>> Start ITEMS

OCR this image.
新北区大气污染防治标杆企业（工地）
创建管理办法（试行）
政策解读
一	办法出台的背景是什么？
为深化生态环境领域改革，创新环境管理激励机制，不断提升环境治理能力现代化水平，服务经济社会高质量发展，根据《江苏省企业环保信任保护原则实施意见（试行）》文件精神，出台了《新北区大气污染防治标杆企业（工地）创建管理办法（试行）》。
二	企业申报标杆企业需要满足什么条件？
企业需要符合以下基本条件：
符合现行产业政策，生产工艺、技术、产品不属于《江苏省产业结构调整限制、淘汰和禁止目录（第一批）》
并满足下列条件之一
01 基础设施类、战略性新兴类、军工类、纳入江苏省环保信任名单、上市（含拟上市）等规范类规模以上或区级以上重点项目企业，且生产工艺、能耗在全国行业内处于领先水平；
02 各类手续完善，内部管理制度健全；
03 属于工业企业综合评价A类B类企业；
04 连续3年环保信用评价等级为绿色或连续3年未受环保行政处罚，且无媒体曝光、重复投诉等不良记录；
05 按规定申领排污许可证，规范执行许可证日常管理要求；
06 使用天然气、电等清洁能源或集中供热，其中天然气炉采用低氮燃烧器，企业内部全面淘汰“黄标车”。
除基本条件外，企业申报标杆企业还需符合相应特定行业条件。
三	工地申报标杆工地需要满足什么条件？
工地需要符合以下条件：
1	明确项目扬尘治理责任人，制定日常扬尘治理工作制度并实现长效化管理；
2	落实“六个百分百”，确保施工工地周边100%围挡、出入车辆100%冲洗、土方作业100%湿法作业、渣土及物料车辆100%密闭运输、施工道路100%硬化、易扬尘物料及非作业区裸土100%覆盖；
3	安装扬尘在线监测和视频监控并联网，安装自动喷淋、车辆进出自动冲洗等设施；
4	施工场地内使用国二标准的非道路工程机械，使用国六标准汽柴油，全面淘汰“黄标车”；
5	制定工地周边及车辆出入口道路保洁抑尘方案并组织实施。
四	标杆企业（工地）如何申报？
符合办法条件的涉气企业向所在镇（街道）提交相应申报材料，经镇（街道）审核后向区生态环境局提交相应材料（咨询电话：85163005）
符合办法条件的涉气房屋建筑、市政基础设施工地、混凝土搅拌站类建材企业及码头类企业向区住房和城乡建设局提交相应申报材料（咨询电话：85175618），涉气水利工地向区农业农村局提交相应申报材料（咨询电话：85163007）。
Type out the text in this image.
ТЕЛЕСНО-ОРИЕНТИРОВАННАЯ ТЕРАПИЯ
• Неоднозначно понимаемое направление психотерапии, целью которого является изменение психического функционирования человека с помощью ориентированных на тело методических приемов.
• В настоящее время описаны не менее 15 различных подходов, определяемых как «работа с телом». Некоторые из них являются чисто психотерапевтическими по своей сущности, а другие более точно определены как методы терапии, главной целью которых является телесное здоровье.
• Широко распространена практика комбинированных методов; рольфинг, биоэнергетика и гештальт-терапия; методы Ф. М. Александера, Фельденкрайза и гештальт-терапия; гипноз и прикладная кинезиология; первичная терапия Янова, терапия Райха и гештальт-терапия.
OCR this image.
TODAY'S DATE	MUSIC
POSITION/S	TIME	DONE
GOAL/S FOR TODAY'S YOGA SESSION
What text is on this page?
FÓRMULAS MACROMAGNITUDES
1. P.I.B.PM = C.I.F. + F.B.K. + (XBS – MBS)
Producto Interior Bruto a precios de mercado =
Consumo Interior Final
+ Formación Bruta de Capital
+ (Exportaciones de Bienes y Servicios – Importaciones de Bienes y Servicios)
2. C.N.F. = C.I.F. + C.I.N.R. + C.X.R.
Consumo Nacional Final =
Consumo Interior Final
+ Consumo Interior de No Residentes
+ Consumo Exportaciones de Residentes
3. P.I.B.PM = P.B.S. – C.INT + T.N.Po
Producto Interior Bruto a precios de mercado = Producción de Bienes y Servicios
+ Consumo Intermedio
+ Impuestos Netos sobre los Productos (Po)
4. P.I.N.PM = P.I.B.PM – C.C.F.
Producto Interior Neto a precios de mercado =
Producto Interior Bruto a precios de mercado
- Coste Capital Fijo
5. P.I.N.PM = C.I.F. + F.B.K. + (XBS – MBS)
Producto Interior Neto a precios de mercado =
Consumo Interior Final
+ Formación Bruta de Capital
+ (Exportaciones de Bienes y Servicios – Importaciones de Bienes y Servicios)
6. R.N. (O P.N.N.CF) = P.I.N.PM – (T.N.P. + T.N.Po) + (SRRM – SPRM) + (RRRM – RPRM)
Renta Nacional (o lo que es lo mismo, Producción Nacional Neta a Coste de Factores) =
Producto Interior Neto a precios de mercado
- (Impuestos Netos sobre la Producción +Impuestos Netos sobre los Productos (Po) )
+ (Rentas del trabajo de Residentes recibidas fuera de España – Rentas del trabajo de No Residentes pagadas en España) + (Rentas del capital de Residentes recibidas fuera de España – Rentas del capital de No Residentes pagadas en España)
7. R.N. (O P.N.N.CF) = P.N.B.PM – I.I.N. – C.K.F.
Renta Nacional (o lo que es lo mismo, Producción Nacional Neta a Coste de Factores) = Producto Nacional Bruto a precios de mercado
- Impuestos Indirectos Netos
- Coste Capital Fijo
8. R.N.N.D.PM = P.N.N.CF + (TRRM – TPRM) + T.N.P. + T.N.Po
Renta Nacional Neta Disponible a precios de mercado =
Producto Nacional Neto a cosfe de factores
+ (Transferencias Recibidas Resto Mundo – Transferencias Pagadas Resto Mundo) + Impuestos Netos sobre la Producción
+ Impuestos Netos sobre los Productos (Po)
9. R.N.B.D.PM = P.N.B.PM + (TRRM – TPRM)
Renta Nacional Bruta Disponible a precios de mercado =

>> End ITEMS

_REQUIRED WORK_
Write out every entry exactly as given.

_RESULT FOR THIS EXERCISE_
OCR this image.
新北区大气污染防治标杆企业（工地）
创建管理办法（试行）
政策解读
一	办法出台的背景是什么？
为深化生态环境领域改革，创新环境管理激励机制，不断提升环境治理能力现代化水平，服务经济社会高质量发展，根据《江苏省企业环保信任保护原则实施意见（试行）》文件精神，出台了《新北区大气污染防治标杆企业（工地）创建管理办法（试行）》。
二	企业申报标杆企业需要满足什么条件？
企业需要符合以下基本条件：
符合现行产业政策，生产工艺、技术、产品不属于《江苏省产业结构调整限制、淘汰和禁止目录（第一批）》
并满足下列条件之一
01 基础设施类、战略性新兴类、军工类、纳入江苏省环保信任名单、上市（含拟上市）等规范类规模以上或区级以上重点项目企业，且生产工艺、能耗在全国行业内处于领先水平；
02 各类手续完善，内部管理制度健全；
03 属于工业企业综合评价A类B类企业；
04 连续3年环保信用评价等级为绿色或连续3年未受环保行政处罚，且无媒体曝光、重复投诉等不良记录；
05 按规定申领排污许可证，规范执行许可证日常管理要求；
06 使用天然气、电等清洁能源或集中供热，其中天然气炉采用低氮燃烧器，企业内部全面淘汰“黄标车”。
除基本条件外，企业申报标杆企业还需符合相应特定行业条件。
三	工地申报标杆工地需要满足什么条件？
工地需要符合以下条件：
1	明确项目扬尘治理责任人，制定日常扬尘治理工作制度并实现长效化管理；
2	落实“六个百分百”，确保施工工地周边100%围挡、出入车辆100%冲洗、土方作业100%湿法作业、渣土及物料车辆100%密闭运输、施工道路100%硬化、易扬尘物料及非作业区裸土100%覆盖；
3	安装扬尘在线监测和视频监控并联网，安装自动喷淋、车辆进出自动冲洗等设施；
4	施工场地内使用国二标准的非道路工程机械，使用国六标准汽柴油，全面淘汰“黄标车”；
5	制定工地周边及车辆出入口道路保洁抑尘方案并组织实施。
四	标杆企业（工地）如何申报？
符合办法条件的涉气企业向所在镇（街道）提交相应申报材料，经镇（街道）审核后向区生态环境局提交相应材料（咨询电话：85163005）
符合办法条件的涉气房屋建筑、市政基础设施工地、混凝土搅拌站类建材企业及码头类企业向区住房和城乡建设局提交相应申报材料（咨询电话：85175618），涉气水利工地向区农业农村局提交相应申报材料（咨询电话：85163007）。
Type out the text in this image.
ТЕЛЕСНО-ОРИЕНТИРОВАННАЯ ТЕРАПИЯ
• Неоднозначно понимаемое направление психотерапии, целью которого является изменение психического функционирования человека с помощью ориентированных на тело методических приемов.
• В настоящее время описаны не менее 15 различных подходов, определяемых как «работа с телом». Некоторые из них являются чисто психотерапевтическими по своей сущности, а другие более точно определены как методы терапии, главной целью которых является телесное здоровье.
• Широко распространена практика комбинированных методов; рольфинг, биоэнергетика и гештальт-терапия; методы Ф. М. Александера, Фельденкрайза и гештальт-терапия; гипноз и прикладная кинезиология; первичная терапия Янова, терапия Райха и гештальт-терапия.
OCR this image.
TODAY'S DATE	MUSIC
POSITION/S	TIME	DONE
GOAL/S FOR TODAY'S YOGA SESSION
What text is on this page?
FÓRMULAS MACROMAGNITUDES
1. P.I.B.PM = C.I.F. + F.B.K. + (XBS – MBS)
Producto Interior Bruto a precios de mercado =
Consumo Interior Final
+ Formación Bruta de Capital
+ (Exportaciones de Bienes y Servicios – Importaciones de Bienes y Servicios)
2. C.N.F. = C.I.F. + C.I.N.R. + C.X.R.
Consumo Nacional Final =
Consumo Interior Final
+ Consumo Interior de No Residentes
+ Consumo Exportaciones de Residentes
3. P.I.B.PM = P.B.S. – C.INT + T.N.Po
Producto Interior Bruto a precios de mercado = Producción de Bienes y Servicios
+ Consumo Intermedio
+ Impuestos Netos sobre los Productos (Po)
4. P.I.N.PM = P.I.B.PM – C.C.F.
Producto Interior Neto a precios de mercado =
Producto Interior Bruto a precios de mercado
- Coste Capital Fijo
5. P.I.N.PM = C.I.F. + F.B.K. + (XBS – MBS)
Producto Interior Neto a precios de mercado =
Consumo Interior Final
+ Formación Bruta de Capital
+ (Exportaciones de Bienes y Servicios – Importaciones de Bienes y Servicios)
6. R.N. (O P.N.N.CF) = P.I.N.PM – (T.N.P. + T.N.Po) + (SRRM – SPRM) + (RRRM – RPRM)
Renta Nacional (o lo que es lo mismo, Producción Nacional Neta a Coste de Factores) =
Producto Interior Neto a precios de mercado
- (Impuestos Netos sobre la Producción +Impuestos Netos sobre los Productos (Po) )
+ (Rentas del trabajo de Residentes recibidas fuera de España – Rentas del trabajo de No Residentes pagadas en España) + (Rentas del capital de Residentes recibidas fuera de España – Rentas del capital de No Residentes pagadas en España)
7. R.N. (O P.N.N.CF) = P.N.B.PM – I.I.N. – C.K.F.
Renta Nacional (o lo que es lo mismo, Producción Nacional Neta a Coste de Factores) = Producto Nacional Bruto a precios de mercado
- Impuestos Indirectos Netos
- Coste Capital Fijo
8. R.N.N.D.PM = P.N.N.CF + (TRRM – TPRM) + T.N.P. + T.N.Po
Renta Nacional Neta Disponible a precios de mercado =
Producto Nacional Neto a cosfe de factores
+ (Transferencias Recibidas Resto Mundo – Transferencias Pagadas Resto Mundo) + Impuestos Netos sobre la Producción
+ Impuestos Netos sobre los Productos (Po)
9. R.N.B.D.PM = P.N.B.PM + (TRRM – TPRM)
Renta Nacional Bruta Disponible a precios de mercado =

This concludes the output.